[[ Listed entries, beginning ]]

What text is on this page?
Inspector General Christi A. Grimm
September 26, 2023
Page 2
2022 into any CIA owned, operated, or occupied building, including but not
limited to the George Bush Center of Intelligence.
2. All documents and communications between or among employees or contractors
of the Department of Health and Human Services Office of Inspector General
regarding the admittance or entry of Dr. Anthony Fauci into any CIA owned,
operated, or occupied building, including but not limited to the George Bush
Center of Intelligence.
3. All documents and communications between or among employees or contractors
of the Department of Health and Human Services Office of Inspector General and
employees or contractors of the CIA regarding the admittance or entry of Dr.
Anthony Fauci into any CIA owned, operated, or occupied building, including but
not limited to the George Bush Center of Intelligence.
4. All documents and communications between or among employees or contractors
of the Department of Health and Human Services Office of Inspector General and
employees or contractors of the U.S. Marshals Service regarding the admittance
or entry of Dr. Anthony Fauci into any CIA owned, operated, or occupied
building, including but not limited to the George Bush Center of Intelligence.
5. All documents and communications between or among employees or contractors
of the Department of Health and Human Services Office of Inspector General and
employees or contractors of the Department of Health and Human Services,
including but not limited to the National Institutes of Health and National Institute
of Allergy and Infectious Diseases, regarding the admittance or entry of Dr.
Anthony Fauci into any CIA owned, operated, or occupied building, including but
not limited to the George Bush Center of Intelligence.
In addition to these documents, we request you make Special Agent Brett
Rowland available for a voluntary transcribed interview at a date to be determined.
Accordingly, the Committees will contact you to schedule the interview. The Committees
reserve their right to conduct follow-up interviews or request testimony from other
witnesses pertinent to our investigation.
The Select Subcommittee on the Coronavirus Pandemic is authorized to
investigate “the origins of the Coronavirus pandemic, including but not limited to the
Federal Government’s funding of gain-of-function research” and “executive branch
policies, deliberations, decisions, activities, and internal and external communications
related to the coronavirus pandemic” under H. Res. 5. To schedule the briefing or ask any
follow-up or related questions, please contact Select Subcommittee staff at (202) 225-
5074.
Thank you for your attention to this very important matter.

[[ Listed entries, end ]]

Give the entries again exactly as they stand.

What text is on this page?
Inspector General Christi A. Grimm
September 26, 2023
Page 2
2022 into any CIA owned, operated, or occupied building, including but not
limited to the George Bush Center of Intelligence.
2. All documents and communications between or among employees or contractors
of the Department of Health and Human Services Office of Inspector General
regarding the admittance or entry of Dr. Anthony Fauci into any CIA owned,
operated, or occupied building, including but not limited to the George Bush
Center of Intelligence.
3. All documents and communications between or among employees or contractors
of the Department of Health and Human Services Office of Inspector General and
employees or contractors of the CIA regarding the admittance or entry of Dr.
Anthony Fauci into any CIA owned, operated, or occupied building, including but
not limited to the George Bush Center of Intelligence.
4. All documents and communications between or among employees or contractors
of the Department of Health and Human Services Office of Inspector General and
employees or contractors of the U.S. Marshals Service regarding the admittance
or entry of Dr. Anthony Fauci into any CIA owned, operated, or occupied
building, including but not limited to the George Bush Center of Intelligence.
5. All documents and communications between or among employees or contractors
of the Department of Health and Human Services Office of Inspector General and
employees or contractors of the Department of Health and Human Services,
including but not limited to the National Institutes of Health and National Institute
of Allergy and Infectious Diseases, regarding the admittance or entry of Dr.
Anthony Fauci into any CIA owned, operated, or occupied building, including but
not limited to the George Bush Center of Intelligence.
In addition to these documents, we request you make Special Agent Brett
Rowland available for a voluntary transcribed interview at a date to be determined.
Accordingly, the Committees will contact you to schedule the interview. The Committees
reserve their right to conduct follow-up interviews or request testimony from other
witnesses pertinent to our investigation.
The Select Subcommittee on the Coronavirus Pandemic is authorized to
investigate “the origins of the Coronavirus pandemic, including but not limited to the
Federal Government’s funding of gain-of-function research” and “executive branch
policies, deliberations, decisions, activities, and internal and external communications
related to the coronavirus pandemic” under H. Res. 5. To schedule the briefing or ask any
follow-up or related questions, please contact Select Subcommittee staff at (202) 225-
5074.
Thank you for your attention to this very important matter.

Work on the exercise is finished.